# Raw records
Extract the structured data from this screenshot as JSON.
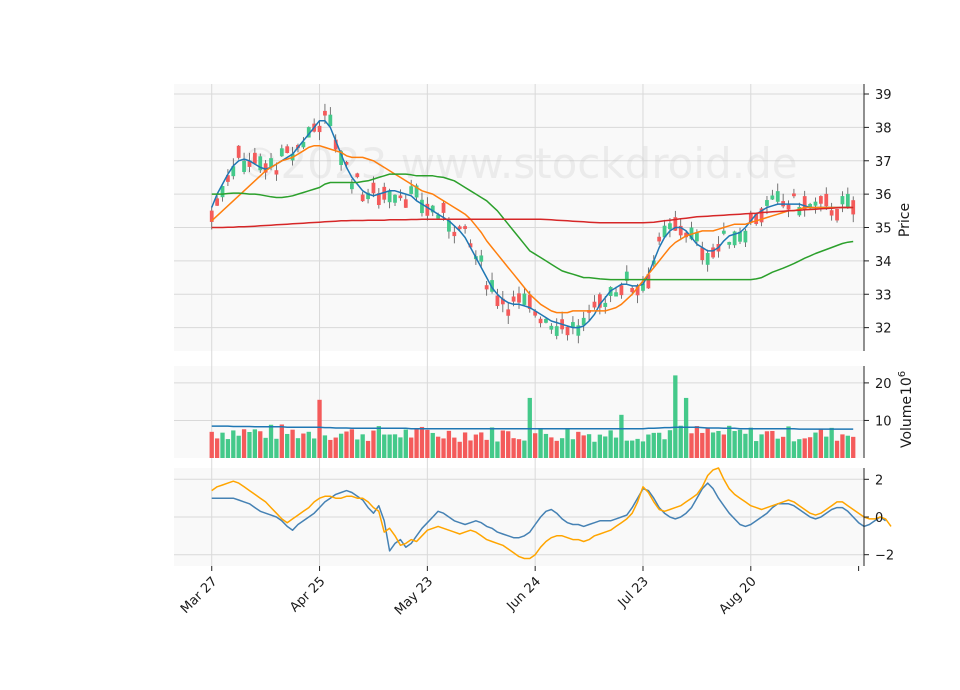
{
  "chart_data": {
    "type": "candlestick",
    "watermark": "©2023 www.stockdroid.de",
    "x_tick_labels": [
      "Mar 27",
      "Apr 25",
      "May 23",
      "Jun 24",
      "Jul 23",
      "Aug 20"
    ],
    "x_tick_indices": [
      0,
      20,
      40,
      60,
      80,
      100
    ],
    "x_range": [
      -7,
      121
    ],
    "price_panel": {
      "ylabel": "Price",
      "ylim": [
        31.3,
        39.3
      ],
      "y_ticks": [
        32,
        33,
        34,
        35,
        36,
        37,
        38,
        39
      ],
      "candles_ohlc_sample": [
        [
          36.6,
          36.8,
          36.5,
          36.6
        ],
        [
          36.7,
          37.1,
          36.6,
          37.0
        ],
        [
          37.2,
          37.6,
          37.1,
          37.4
        ],
        [
          38.5,
          39.0,
          38.2,
          38.9
        ],
        [
          35.9,
          36.2,
          35.7,
          36.1
        ],
        [
          33.9,
          34.2,
          33.8,
          34.0
        ],
        [
          32.0,
          32.3,
          31.8,
          32.1
        ],
        [
          34.1,
          34.3,
          33.9,
          34.0
        ],
        [
          35.6,
          36.0,
          35.4,
          35.7
        ],
        [
          35.7,
          35.9,
          35.0,
          35.1
        ]
      ],
      "series": [
        {
          "name": "ma_short",
          "color": "#1f77b4",
          "values": [
            35.6,
            36.0,
            36.3,
            36.6,
            36.85,
            37.0,
            37.05,
            37.0,
            36.9,
            36.8,
            36.75,
            36.8,
            36.9,
            37.0,
            37.1,
            37.2,
            37.4,
            37.6,
            37.8,
            38.0,
            38.2,
            38.2,
            38.0,
            37.6,
            37.2,
            36.8,
            36.5,
            36.3,
            36.1,
            36.0,
            35.95,
            36.0,
            36.05,
            36.1,
            36.1,
            36.05,
            36.0,
            35.95,
            35.8,
            35.7,
            35.6,
            35.5,
            35.4,
            35.3,
            35.2,
            35.05,
            34.9,
            34.7,
            34.4,
            34.1,
            33.8,
            33.5,
            33.2,
            33.0,
            32.85,
            32.75,
            32.7,
            32.7,
            32.65,
            32.6,
            32.5,
            32.4,
            32.3,
            32.2,
            32.15,
            32.1,
            32.05,
            32.0,
            32.0,
            32.05,
            32.2,
            32.4,
            32.7,
            32.9,
            33.1,
            33.2,
            33.3,
            33.3,
            33.25,
            33.25,
            33.3,
            33.6,
            34.0,
            34.4,
            34.7,
            34.9,
            35.0,
            35.0,
            34.9,
            34.7,
            34.5,
            34.4,
            34.3,
            34.3,
            34.4,
            34.6,
            34.75,
            34.8,
            34.85,
            35.0,
            35.2,
            35.4,
            35.5,
            35.6,
            35.65,
            35.7,
            35.7,
            35.7,
            35.7,
            35.7,
            35.65,
            35.6,
            35.6,
            35.6,
            35.6,
            35.6,
            35.6,
            35.6,
            35.6,
            35.6
          ]
        },
        {
          "name": "ma_mid",
          "color": "#ff7f0e",
          "values": [
            35.2,
            35.35,
            35.5,
            35.65,
            35.8,
            35.95,
            36.1,
            36.25,
            36.4,
            36.55,
            36.7,
            36.8,
            36.9,
            37.0,
            37.05,
            37.1,
            37.2,
            37.3,
            37.4,
            37.45,
            37.45,
            37.4,
            37.35,
            37.3,
            37.25,
            37.15,
            37.1,
            37.1,
            37.1,
            37.05,
            37.0,
            36.9,
            36.8,
            36.7,
            36.6,
            36.5,
            36.4,
            36.3,
            36.2,
            36.1,
            36.05,
            36.0,
            35.9,
            35.8,
            35.7,
            35.6,
            35.5,
            35.4,
            35.25,
            35.05,
            34.85,
            34.6,
            34.4,
            34.2,
            34.0,
            33.8,
            33.6,
            33.4,
            33.2,
            33.0,
            32.85,
            32.7,
            32.6,
            32.5,
            32.45,
            32.45,
            32.45,
            32.5,
            32.5,
            32.5,
            32.5,
            32.5,
            32.5,
            32.5,
            32.55,
            32.6,
            32.7,
            32.85,
            33.0,
            33.2,
            33.4,
            33.6,
            33.8,
            34.0,
            34.2,
            34.4,
            34.55,
            34.65,
            34.75,
            34.8,
            34.85,
            34.9,
            34.9,
            34.9,
            34.95,
            35.0,
            35.05,
            35.1,
            35.1,
            35.1,
            35.15,
            35.2,
            35.25,
            35.3,
            35.35,
            35.4,
            35.45,
            35.5,
            35.5,
            35.55,
            35.6,
            35.6,
            35.6,
            35.6,
            35.6,
            35.6,
            35.6,
            35.6,
            35.6,
            35.6
          ]
        },
        {
          "name": "ma_long",
          "color": "#2ca02c",
          "values": [
            36.0,
            36.0,
            36.0,
            36.02,
            36.03,
            36.03,
            36.02,
            36.0,
            36.0,
            35.98,
            35.95,
            35.92,
            35.9,
            35.9,
            35.92,
            35.95,
            36.0,
            36.05,
            36.1,
            36.15,
            36.2,
            36.3,
            36.35,
            36.35,
            36.35,
            36.35,
            36.35,
            36.35,
            36.38,
            36.4,
            36.45,
            36.5,
            36.55,
            36.6,
            36.6,
            36.6,
            36.6,
            36.58,
            36.55,
            36.55,
            36.55,
            36.55,
            36.52,
            36.5,
            36.45,
            36.4,
            36.3,
            36.2,
            36.1,
            36.0,
            35.9,
            35.8,
            35.65,
            35.5,
            35.3,
            35.1,
            34.9,
            34.7,
            34.5,
            34.3,
            34.2,
            34.1,
            34.0,
            33.9,
            33.8,
            33.7,
            33.65,
            33.6,
            33.55,
            33.5,
            33.5,
            33.48,
            33.46,
            33.45,
            33.44,
            33.44,
            33.44,
            33.44,
            33.44,
            33.44,
            33.44,
            33.44,
            33.44,
            33.44,
            33.44,
            33.44,
            33.44,
            33.44,
            33.44,
            33.44,
            33.44,
            33.44,
            33.44,
            33.44,
            33.44,
            33.44,
            33.44,
            33.44,
            33.44,
            33.44,
            33.44,
            33.46,
            33.5,
            33.58,
            33.66,
            33.72,
            33.78,
            33.85,
            33.92,
            34.0,
            34.08,
            34.15,
            34.22,
            34.28,
            34.34,
            34.4,
            34.46,
            34.52,
            34.56,
            34.58
          ]
        },
        {
          "name": "ma_200",
          "color": "#d62728",
          "values": [
            35.0,
            35.0,
            35.0,
            35.01,
            35.01,
            35.02,
            35.02,
            35.03,
            35.04,
            35.05,
            35.06,
            35.07,
            35.08,
            35.09,
            35.1,
            35.11,
            35.12,
            35.13,
            35.14,
            35.15,
            35.16,
            35.17,
            35.18,
            35.19,
            35.2,
            35.2,
            35.21,
            35.21,
            35.21,
            35.22,
            35.22,
            35.22,
            35.22,
            35.23,
            35.23,
            35.23,
            35.23,
            35.24,
            35.24,
            35.25,
            35.25,
            35.25,
            35.25,
            35.25,
            35.25,
            35.25,
            35.25,
            35.25,
            35.25,
            35.25,
            35.25,
            35.25,
            35.25,
            35.25,
            35.25,
            35.25,
            35.25,
            35.25,
            35.25,
            35.25,
            35.25,
            35.25,
            35.24,
            35.23,
            35.22,
            35.21,
            35.2,
            35.19,
            35.18,
            35.17,
            35.16,
            35.15,
            35.14,
            35.14,
            35.14,
            35.14,
            35.14,
            35.14,
            35.14,
            35.14,
            35.14,
            35.15,
            35.16,
            35.18,
            35.2,
            35.22,
            35.24,
            35.26,
            35.28,
            35.3,
            35.32,
            35.33,
            35.34,
            35.35,
            35.36,
            35.37,
            35.38,
            35.39,
            35.4,
            35.41,
            35.42,
            35.43,
            35.45,
            35.46,
            35.47,
            35.48,
            35.49,
            35.5,
            35.51,
            35.52,
            35.53,
            35.54,
            35.55,
            35.56,
            35.57,
            35.58,
            35.59,
            35.6,
            35.6,
            35.6
          ]
        }
      ]
    },
    "volume_panel": {
      "ylabel": "Volume",
      "ylabel_exponent": "6",
      "ylim": [
        0,
        24.5
      ],
      "y_ticks": [
        10,
        20
      ],
      "bars_sample": [
        {
          "i": 20,
          "value": 15.5,
          "direction": "down"
        },
        {
          "i": 59,
          "value": 16.0,
          "direction": "up"
        },
        {
          "i": 86,
          "value": 22.0,
          "direction": "up"
        },
        {
          "i": 88,
          "value": 16.0,
          "direction": "up"
        },
        {
          "i": 76,
          "value": 11.5,
          "direction": "up"
        }
      ],
      "series": [
        {
          "name": "volume_avg",
          "color": "#1f77b4",
          "values": [
            8.5,
            8.5,
            8.5,
            8.5,
            8.4,
            8.4,
            8.4,
            8.4,
            8.3,
            8.3,
            8.3,
            8.3,
            8.3,
            8.3,
            8.2,
            8.2,
            8.2,
            8.2,
            8.2,
            8.2,
            8.2,
            8.1,
            8.1,
            8.0,
            8.0,
            8.0,
            7.9,
            7.9,
            7.9,
            7.9,
            7.9,
            7.9,
            7.9,
            7.9,
            7.9,
            7.9,
            7.9,
            7.8,
            7.8,
            7.8,
            7.8,
            7.8,
            7.8,
            7.8,
            7.8,
            7.8,
            7.8,
            7.8,
            7.8,
            7.8,
            7.8,
            7.8,
            7.8,
            7.8,
            7.8,
            7.8,
            7.8,
            7.8,
            7.8,
            7.8,
            7.8,
            7.8,
            7.8,
            7.8,
            7.8,
            7.8,
            7.8,
            7.8,
            7.8,
            7.8,
            7.8,
            7.8,
            7.8,
            7.8,
            7.8,
            7.8,
            7.8,
            7.8,
            7.8,
            7.8,
            7.8,
            7.9,
            7.9,
            8.0,
            8.1,
            8.1,
            8.2,
            8.2,
            8.2,
            8.2,
            8.2,
            8.1,
            8.0,
            8.0,
            8.0,
            7.9,
            7.9,
            7.9,
            7.8,
            7.8,
            7.8,
            7.8,
            7.8,
            7.8,
            7.8,
            7.8,
            7.8,
            7.8,
            7.8,
            7.7,
            7.7,
            7.7,
            7.7,
            7.7,
            7.7,
            7.7,
            7.7,
            7.7,
            7.7,
            7.7
          ]
        }
      ]
    },
    "indicator_panel": {
      "ylim": [
        -2.6,
        2.6
      ],
      "y_ticks": [
        -2,
        0,
        2
      ],
      "series": [
        {
          "name": "line_a",
          "color": "#4682b4",
          "values": [
            1.0,
            1.0,
            1.0,
            1.0,
            1.0,
            0.9,
            0.8,
            0.7,
            0.5,
            0.3,
            0.2,
            0.1,
            0.0,
            -0.2,
            -0.5,
            -0.7,
            -0.4,
            -0.2,
            0.0,
            0.2,
            0.5,
            0.8,
            1.0,
            1.2,
            1.3,
            1.4,
            1.3,
            1.1,
            0.9,
            0.5,
            0.2,
            0.6,
            -0.2,
            -1.8,
            -1.4,
            -1.2,
            -1.6,
            -1.4,
            -1.0,
            -0.6,
            -0.3,
            0.0,
            0.3,
            0.2,
            0.0,
            -0.2,
            -0.3,
            -0.4,
            -0.3,
            -0.2,
            -0.3,
            -0.5,
            -0.6,
            -0.8,
            -0.9,
            -1.0,
            -1.1,
            -1.1,
            -1.0,
            -0.8,
            -0.4,
            0.0,
            0.3,
            0.4,
            0.2,
            -0.1,
            -0.3,
            -0.4,
            -0.4,
            -0.5,
            -0.4,
            -0.3,
            -0.2,
            -0.2,
            -0.2,
            -0.1,
            0.0,
            0.1,
            0.5,
            1.0,
            1.5,
            1.4,
            1.0,
            0.5,
            0.2,
            0.0,
            -0.1,
            0.0,
            0.2,
            0.5,
            1.0,
            1.5,
            1.8,
            1.5,
            1.0,
            0.6,
            0.2,
            -0.1,
            -0.4,
            -0.5,
            -0.4,
            -0.2,
            0.0,
            0.2,
            0.5,
            0.7,
            0.7,
            0.7,
            0.6,
            0.4,
            0.2,
            0.0,
            -0.1,
            0.0,
            0.2,
            0.4,
            0.5,
            0.5,
            0.3,
            0.0,
            -0.3,
            -0.5,
            -0.4,
            -0.2,
            0.0,
            -0.2
          ]
        },
        {
          "name": "line_b",
          "color": "#ffa500",
          "values": [
            1.4,
            1.6,
            1.7,
            1.8,
            1.9,
            1.8,
            1.6,
            1.4,
            1.2,
            1.0,
            0.8,
            0.5,
            0.2,
            -0.1,
            -0.3,
            -0.1,
            0.1,
            0.3,
            0.5,
            0.8,
            1.0,
            1.1,
            1.1,
            1.0,
            1.0,
            1.1,
            1.1,
            1.0,
            1.0,
            0.8,
            0.5,
            0.3,
            -0.8,
            -0.6,
            -1.0,
            -1.5,
            -1.4,
            -1.2,
            -1.3,
            -1.0,
            -0.7,
            -0.6,
            -0.5,
            -0.6,
            -0.7,
            -0.8,
            -0.9,
            -0.8,
            -0.7,
            -0.8,
            -1.0,
            -1.2,
            -1.3,
            -1.4,
            -1.5,
            -1.7,
            -1.9,
            -2.1,
            -2.2,
            -2.2,
            -2.0,
            -1.6,
            -1.3,
            -1.1,
            -1.0,
            -1.0,
            -1.1,
            -1.2,
            -1.2,
            -1.3,
            -1.2,
            -1.0,
            -0.9,
            -0.8,
            -0.7,
            -0.5,
            -0.3,
            -0.1,
            0.2,
            0.8,
            1.6,
            1.3,
            0.8,
            0.4,
            0.3,
            0.4,
            0.5,
            0.6,
            0.8,
            1.0,
            1.2,
            1.6,
            2.2,
            2.5,
            2.6,
            2.0,
            1.5,
            1.2,
            1.0,
            0.8,
            0.6,
            0.5,
            0.4,
            0.5,
            0.6,
            0.7,
            0.8,
            0.9,
            0.8,
            0.6,
            0.4,
            0.2,
            0.1,
            0.2,
            0.4,
            0.6,
            0.8,
            0.8,
            0.6,
            0.4,
            0.2,
            0.0,
            -0.1,
            -0.1,
            0.0,
            -0.1,
            -0.5
          ]
        }
      ]
    }
  }
}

# DESCRIPTION OF THE TASK
Locate the string "color" in the listing above and copy every line where it occurs.

# TASK SOLUTION
          "color": "#1f77b4",
          "color": "#ff7f0e",
          "color": "#2ca02c",
          "color": "#d62728",
          "color": "#1f77b4",
          "color": "#4682b4",
          "color": "#ffa500",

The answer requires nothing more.